# [Stored rows]
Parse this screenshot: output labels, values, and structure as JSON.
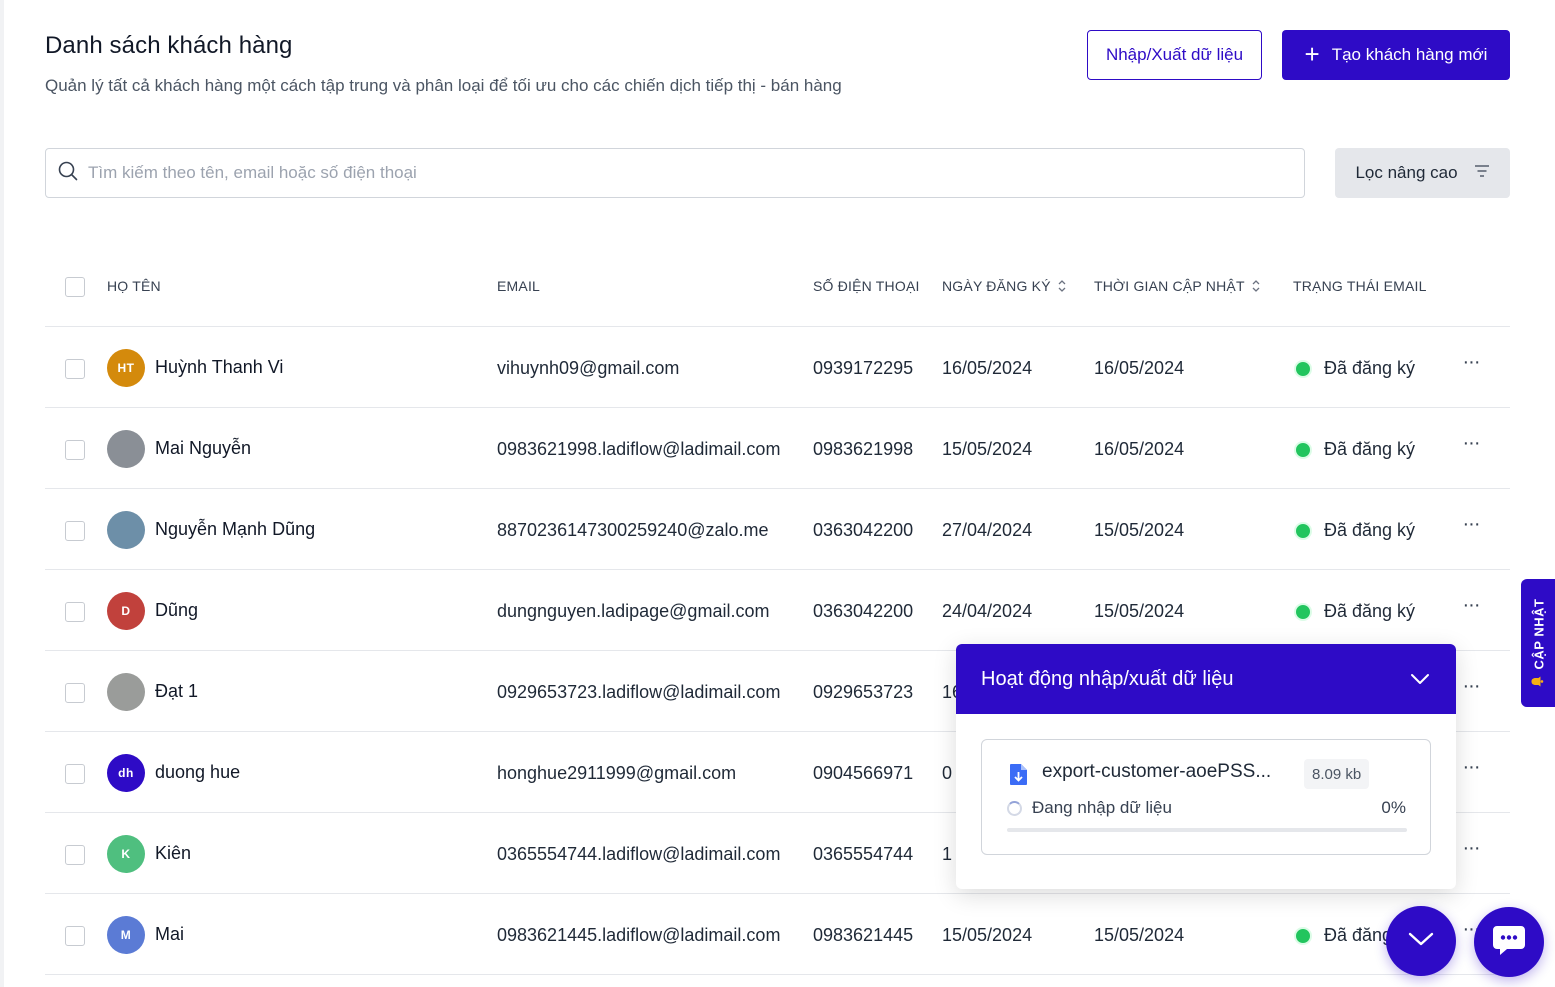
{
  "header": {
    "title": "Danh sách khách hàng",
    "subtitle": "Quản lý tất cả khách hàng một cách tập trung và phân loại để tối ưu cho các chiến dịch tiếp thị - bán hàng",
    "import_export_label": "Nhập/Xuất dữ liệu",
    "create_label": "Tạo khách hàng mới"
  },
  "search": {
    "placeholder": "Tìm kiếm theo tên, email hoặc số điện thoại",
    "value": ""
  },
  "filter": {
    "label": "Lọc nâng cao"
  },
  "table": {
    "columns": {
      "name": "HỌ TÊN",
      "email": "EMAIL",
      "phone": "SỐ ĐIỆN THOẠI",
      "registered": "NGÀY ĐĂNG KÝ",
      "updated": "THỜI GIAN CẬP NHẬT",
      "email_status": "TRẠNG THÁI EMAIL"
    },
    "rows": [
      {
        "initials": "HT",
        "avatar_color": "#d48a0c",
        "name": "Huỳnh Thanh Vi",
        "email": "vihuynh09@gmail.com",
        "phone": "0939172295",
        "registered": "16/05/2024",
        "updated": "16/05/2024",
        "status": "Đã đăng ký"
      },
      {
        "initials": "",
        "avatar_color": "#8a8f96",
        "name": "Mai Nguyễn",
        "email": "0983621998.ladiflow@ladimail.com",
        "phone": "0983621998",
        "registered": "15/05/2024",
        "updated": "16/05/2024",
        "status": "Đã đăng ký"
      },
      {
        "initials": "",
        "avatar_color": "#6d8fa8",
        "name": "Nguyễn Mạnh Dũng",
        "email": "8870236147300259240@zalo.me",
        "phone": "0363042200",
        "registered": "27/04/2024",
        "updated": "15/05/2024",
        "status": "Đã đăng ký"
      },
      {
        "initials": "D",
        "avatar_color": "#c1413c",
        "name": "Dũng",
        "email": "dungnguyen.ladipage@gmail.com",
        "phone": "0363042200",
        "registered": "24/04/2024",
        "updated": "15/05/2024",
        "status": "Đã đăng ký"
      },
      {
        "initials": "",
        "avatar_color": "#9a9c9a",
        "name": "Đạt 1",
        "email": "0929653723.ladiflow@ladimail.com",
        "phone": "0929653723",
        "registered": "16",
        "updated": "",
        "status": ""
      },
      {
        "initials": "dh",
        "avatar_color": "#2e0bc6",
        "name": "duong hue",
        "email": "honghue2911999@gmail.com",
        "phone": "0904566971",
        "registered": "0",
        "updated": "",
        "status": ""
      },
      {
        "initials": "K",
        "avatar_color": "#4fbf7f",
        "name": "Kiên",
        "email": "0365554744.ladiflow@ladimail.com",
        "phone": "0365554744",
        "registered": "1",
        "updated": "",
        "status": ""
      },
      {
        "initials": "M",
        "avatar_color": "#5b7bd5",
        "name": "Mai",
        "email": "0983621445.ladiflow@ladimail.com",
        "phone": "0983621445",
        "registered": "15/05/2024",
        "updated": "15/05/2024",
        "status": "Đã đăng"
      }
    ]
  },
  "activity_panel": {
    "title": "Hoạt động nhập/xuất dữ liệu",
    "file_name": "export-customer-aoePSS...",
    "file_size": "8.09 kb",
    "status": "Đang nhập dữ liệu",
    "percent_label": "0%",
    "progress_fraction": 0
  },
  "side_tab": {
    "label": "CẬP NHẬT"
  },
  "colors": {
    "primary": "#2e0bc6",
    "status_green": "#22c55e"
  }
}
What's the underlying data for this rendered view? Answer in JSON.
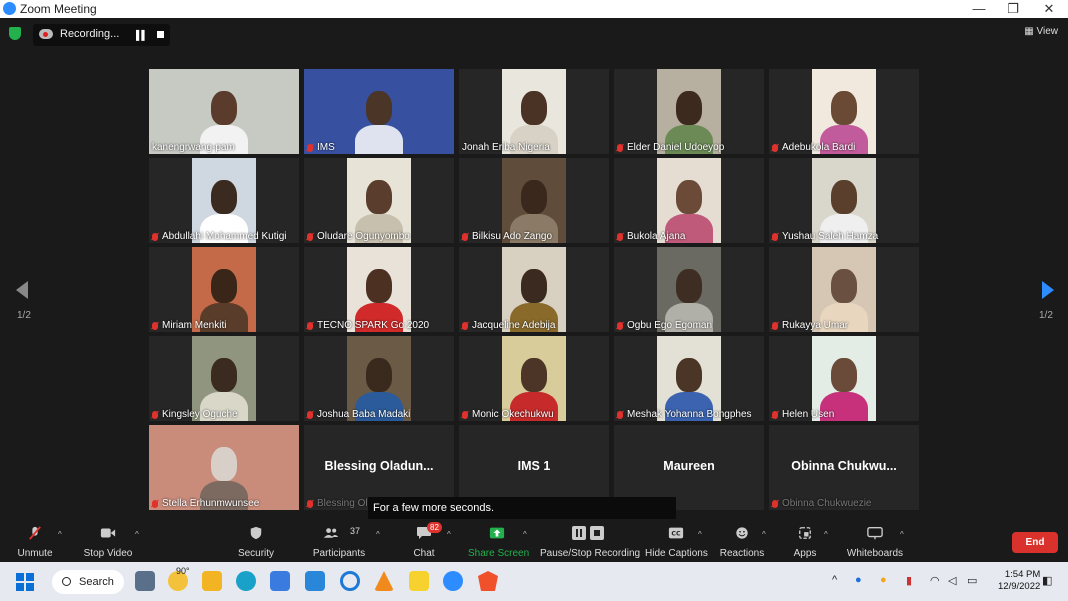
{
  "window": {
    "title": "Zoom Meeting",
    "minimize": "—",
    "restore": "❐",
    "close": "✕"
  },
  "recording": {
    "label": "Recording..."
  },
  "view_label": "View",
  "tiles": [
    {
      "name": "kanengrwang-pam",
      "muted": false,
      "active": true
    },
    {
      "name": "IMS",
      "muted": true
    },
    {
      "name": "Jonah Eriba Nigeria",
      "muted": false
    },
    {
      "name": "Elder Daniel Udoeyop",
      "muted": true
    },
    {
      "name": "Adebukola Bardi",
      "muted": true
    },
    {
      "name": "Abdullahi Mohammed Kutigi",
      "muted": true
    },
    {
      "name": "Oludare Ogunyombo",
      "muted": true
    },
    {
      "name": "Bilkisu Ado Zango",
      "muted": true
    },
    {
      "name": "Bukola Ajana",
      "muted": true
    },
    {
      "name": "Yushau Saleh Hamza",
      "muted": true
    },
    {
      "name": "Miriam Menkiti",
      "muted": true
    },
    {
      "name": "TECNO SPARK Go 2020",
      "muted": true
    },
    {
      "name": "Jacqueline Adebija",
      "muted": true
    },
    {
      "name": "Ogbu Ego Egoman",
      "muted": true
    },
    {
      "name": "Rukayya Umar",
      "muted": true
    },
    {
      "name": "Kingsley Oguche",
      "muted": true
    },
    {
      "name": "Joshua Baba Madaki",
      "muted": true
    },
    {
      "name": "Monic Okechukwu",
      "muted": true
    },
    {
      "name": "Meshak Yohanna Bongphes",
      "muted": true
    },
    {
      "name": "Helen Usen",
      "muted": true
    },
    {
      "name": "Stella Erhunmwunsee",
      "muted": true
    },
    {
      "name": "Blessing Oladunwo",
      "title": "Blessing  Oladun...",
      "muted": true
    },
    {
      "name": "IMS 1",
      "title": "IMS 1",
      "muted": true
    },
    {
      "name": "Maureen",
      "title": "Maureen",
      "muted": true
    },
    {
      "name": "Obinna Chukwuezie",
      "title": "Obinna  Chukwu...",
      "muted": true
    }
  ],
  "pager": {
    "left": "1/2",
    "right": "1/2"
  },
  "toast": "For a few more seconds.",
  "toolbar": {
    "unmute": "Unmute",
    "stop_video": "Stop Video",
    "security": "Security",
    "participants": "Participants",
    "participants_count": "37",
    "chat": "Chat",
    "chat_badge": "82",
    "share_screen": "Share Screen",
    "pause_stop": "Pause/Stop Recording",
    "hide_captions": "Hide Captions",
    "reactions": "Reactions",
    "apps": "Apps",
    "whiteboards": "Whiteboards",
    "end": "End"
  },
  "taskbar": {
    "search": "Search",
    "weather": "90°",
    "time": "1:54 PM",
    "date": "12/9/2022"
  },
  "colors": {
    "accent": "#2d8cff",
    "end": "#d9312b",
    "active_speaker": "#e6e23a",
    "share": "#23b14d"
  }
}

# [Task objective]
Report only the number of lines in the data above that contain "khách".

# [Solution to this task]
3